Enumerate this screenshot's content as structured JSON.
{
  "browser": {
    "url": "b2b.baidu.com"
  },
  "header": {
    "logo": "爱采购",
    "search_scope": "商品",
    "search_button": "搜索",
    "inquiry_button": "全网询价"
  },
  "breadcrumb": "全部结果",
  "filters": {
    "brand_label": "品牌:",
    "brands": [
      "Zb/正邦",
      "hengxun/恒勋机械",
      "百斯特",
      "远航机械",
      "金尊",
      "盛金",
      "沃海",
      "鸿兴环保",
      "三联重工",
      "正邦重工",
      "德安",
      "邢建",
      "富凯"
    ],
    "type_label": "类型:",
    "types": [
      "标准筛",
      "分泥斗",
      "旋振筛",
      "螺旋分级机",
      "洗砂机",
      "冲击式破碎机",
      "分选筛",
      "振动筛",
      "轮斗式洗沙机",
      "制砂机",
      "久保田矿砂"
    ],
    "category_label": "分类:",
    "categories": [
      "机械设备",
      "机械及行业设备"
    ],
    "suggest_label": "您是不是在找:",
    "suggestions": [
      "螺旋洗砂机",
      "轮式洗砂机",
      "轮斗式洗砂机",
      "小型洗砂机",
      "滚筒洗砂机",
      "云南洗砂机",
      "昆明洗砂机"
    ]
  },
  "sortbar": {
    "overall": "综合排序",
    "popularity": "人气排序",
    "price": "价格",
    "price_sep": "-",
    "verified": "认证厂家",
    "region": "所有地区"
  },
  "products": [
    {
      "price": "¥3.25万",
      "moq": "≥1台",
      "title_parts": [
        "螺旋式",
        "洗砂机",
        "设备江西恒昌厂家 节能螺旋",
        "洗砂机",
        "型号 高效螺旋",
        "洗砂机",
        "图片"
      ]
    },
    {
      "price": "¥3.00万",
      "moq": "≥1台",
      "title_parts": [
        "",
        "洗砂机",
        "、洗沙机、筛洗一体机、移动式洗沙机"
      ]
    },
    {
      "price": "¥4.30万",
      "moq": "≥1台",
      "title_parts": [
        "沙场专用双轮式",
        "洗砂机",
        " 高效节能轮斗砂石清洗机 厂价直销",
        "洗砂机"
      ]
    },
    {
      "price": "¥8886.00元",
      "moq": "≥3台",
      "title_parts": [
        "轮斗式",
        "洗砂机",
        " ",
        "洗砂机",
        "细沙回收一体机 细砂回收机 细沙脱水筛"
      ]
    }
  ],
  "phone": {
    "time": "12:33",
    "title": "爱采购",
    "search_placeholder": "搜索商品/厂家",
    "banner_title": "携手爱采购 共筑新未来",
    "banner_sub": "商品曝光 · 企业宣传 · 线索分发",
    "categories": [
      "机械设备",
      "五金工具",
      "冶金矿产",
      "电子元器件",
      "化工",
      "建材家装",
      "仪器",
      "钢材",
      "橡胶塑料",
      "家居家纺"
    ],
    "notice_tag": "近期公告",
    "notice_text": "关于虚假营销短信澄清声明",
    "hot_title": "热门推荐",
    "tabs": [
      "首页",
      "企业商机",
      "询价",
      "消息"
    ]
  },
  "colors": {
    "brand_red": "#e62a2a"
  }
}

^^^^

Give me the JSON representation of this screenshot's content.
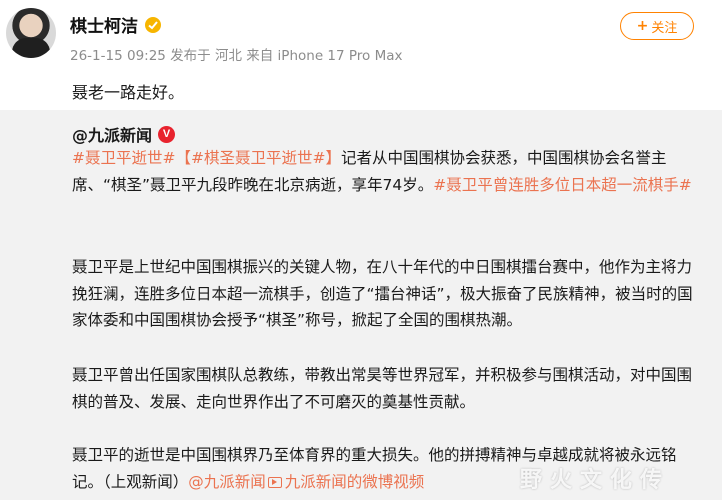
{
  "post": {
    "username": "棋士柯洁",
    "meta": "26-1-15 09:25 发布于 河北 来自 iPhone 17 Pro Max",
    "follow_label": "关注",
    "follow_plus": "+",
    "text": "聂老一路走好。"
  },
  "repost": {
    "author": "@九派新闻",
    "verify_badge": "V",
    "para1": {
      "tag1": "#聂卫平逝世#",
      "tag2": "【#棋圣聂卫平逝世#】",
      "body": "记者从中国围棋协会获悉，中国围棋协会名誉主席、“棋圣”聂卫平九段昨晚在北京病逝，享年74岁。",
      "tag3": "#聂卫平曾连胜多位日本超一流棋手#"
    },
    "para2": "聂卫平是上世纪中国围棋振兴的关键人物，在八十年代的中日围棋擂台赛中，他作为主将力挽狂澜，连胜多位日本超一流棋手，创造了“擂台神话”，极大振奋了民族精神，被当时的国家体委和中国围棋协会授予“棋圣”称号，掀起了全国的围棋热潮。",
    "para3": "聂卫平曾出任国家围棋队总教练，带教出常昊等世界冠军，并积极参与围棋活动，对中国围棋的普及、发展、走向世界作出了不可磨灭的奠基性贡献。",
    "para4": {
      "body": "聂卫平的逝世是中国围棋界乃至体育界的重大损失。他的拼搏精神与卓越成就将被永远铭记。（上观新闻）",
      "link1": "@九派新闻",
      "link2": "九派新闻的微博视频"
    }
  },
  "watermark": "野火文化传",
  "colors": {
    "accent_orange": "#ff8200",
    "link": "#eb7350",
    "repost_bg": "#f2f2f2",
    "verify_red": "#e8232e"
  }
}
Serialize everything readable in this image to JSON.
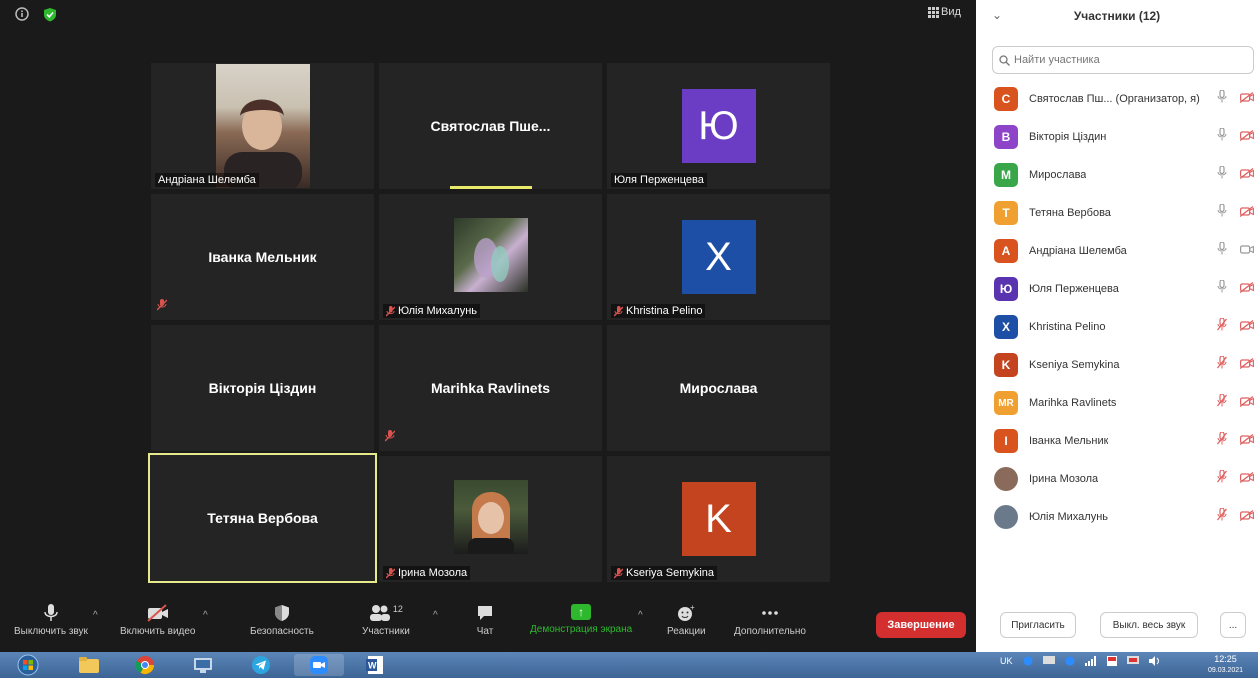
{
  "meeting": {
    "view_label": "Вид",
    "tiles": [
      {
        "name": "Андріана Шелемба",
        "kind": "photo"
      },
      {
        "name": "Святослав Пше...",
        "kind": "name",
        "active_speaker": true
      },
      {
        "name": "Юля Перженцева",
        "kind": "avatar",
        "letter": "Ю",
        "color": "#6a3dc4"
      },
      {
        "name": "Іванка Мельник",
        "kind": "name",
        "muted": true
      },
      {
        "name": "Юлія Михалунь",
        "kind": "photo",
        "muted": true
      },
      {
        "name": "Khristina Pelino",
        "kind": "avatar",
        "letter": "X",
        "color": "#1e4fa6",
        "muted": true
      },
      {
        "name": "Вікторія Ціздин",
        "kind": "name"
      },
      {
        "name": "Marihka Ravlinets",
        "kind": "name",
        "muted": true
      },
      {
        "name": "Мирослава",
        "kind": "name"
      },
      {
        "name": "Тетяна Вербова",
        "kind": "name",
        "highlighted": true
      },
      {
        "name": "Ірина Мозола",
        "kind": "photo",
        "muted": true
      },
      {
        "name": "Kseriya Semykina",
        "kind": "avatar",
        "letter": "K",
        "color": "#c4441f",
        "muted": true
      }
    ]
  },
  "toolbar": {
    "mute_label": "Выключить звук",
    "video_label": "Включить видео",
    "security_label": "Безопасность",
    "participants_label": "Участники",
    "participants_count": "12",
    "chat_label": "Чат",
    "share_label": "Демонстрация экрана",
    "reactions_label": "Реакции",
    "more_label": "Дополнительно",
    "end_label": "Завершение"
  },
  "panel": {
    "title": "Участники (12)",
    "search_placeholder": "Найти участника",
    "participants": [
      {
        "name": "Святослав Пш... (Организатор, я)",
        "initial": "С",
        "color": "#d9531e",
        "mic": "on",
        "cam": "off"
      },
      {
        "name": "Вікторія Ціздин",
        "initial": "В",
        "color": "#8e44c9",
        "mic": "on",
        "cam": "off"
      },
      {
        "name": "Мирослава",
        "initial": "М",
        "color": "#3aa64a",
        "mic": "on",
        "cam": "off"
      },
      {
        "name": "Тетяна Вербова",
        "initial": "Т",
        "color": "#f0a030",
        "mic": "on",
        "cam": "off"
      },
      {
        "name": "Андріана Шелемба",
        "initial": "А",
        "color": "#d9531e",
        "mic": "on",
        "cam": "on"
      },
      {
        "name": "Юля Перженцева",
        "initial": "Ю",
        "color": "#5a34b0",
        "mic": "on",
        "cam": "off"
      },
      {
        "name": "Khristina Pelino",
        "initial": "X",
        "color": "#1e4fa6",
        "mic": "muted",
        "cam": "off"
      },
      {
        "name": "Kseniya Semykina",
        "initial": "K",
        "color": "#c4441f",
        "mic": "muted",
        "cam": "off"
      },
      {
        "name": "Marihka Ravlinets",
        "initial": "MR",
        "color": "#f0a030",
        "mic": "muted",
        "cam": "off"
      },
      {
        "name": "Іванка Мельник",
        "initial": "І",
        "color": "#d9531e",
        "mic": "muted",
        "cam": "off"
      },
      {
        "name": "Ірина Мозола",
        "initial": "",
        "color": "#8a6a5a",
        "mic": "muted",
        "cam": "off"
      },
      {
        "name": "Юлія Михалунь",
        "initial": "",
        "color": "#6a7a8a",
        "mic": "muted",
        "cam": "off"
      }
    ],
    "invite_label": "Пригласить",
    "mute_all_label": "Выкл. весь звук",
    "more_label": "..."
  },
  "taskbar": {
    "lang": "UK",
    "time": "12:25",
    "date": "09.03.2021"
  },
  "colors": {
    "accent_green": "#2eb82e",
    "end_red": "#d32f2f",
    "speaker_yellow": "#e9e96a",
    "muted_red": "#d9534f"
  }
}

^^^^

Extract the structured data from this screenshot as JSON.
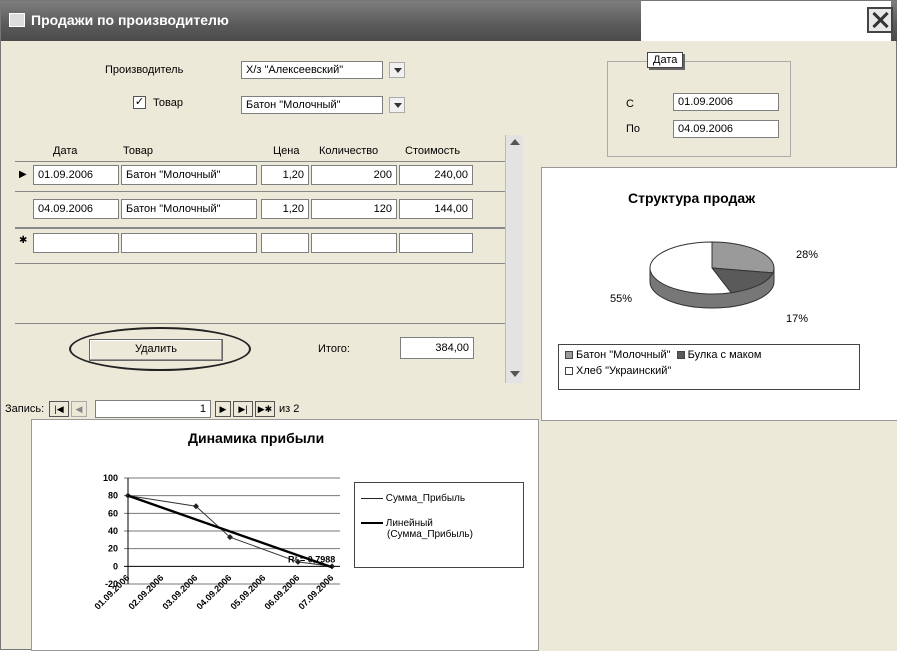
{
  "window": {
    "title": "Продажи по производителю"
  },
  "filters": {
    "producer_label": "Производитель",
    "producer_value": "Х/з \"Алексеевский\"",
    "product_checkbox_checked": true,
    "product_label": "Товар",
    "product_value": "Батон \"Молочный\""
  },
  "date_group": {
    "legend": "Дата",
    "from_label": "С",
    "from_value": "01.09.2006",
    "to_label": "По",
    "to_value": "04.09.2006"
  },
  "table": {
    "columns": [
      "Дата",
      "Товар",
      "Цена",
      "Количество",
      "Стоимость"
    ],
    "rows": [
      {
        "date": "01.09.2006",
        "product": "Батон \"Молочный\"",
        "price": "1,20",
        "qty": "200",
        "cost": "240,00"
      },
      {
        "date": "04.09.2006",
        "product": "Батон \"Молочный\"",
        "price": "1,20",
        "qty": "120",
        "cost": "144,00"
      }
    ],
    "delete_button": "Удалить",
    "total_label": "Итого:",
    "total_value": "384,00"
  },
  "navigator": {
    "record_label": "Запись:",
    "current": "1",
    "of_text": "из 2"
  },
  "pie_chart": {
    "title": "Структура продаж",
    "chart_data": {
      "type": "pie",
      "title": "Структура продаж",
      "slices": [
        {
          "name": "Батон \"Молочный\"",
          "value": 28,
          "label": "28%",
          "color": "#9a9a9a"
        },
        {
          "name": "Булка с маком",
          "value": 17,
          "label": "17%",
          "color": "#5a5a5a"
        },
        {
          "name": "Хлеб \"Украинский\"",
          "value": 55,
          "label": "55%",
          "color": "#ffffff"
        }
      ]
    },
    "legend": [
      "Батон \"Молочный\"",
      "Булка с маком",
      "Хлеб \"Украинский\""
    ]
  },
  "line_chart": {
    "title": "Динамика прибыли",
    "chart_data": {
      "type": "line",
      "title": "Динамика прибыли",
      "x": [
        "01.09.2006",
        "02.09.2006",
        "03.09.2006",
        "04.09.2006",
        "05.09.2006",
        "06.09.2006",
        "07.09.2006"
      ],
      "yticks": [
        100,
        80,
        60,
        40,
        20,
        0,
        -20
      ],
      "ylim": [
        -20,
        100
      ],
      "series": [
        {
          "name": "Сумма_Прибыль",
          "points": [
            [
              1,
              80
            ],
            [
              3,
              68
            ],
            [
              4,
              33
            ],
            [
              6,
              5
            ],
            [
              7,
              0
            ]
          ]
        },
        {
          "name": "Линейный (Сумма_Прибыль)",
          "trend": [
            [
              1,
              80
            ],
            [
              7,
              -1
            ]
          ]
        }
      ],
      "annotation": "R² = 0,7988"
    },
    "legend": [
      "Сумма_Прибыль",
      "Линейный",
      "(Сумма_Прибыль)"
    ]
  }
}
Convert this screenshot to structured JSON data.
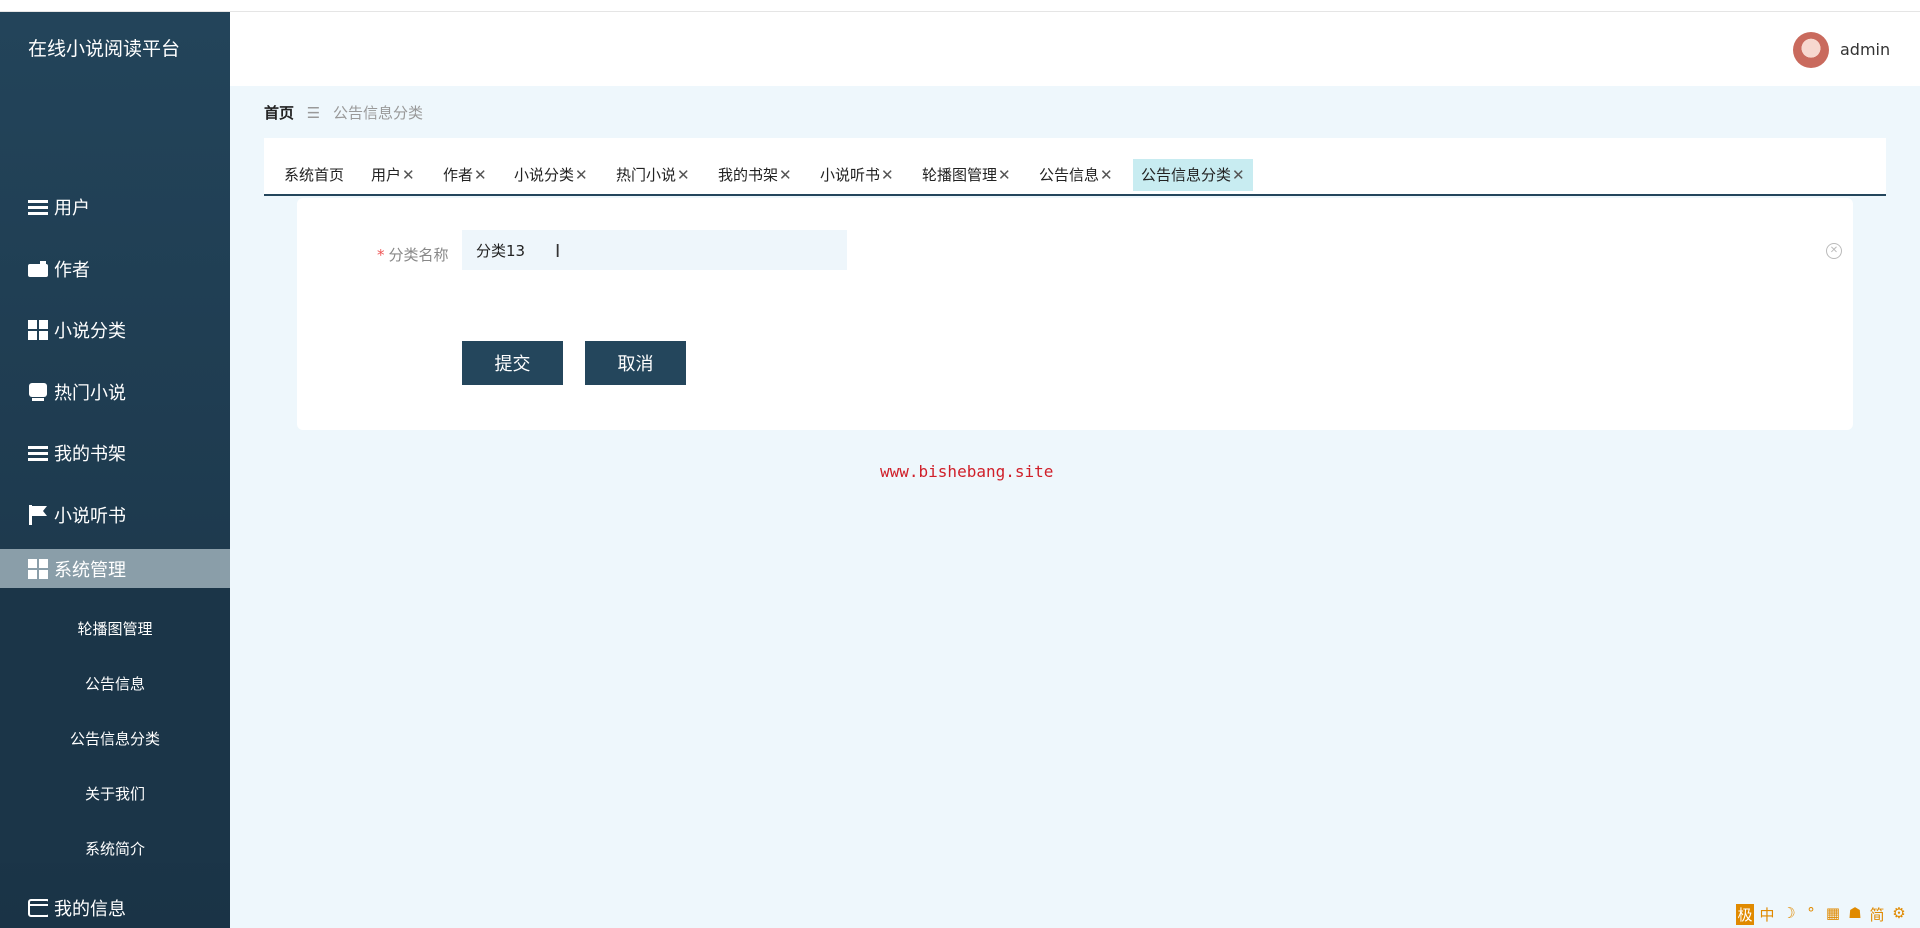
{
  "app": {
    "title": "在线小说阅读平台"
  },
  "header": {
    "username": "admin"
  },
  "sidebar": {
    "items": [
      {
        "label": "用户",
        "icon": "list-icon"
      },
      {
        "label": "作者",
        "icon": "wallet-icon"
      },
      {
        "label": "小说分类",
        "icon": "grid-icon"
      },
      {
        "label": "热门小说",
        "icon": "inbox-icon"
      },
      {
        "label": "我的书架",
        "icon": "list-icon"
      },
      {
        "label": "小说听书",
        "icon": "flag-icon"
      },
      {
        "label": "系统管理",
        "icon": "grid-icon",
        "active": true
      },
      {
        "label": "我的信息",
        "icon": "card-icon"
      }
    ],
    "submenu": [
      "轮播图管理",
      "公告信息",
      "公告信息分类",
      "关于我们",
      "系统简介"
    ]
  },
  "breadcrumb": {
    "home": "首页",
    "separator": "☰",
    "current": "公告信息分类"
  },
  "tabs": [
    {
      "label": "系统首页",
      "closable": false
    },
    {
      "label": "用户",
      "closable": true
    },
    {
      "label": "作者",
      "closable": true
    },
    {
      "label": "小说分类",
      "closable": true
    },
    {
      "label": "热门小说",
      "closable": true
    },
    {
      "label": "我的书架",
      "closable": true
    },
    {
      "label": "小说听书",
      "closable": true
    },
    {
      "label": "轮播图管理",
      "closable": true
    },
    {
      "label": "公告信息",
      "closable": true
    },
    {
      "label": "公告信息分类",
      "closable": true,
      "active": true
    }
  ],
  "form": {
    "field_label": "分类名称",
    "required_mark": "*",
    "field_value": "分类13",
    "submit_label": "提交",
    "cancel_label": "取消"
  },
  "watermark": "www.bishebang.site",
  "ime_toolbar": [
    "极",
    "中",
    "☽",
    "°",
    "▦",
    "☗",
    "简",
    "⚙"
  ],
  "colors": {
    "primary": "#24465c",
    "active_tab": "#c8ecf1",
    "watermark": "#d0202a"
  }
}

^^^^

— Required work —
Show the lines of the records that include the string "watermark".

— Worked solution —
  "watermark": "野火文化传",
  "watermark": "www.bishebang.site",
    "watermark": "#d0202a"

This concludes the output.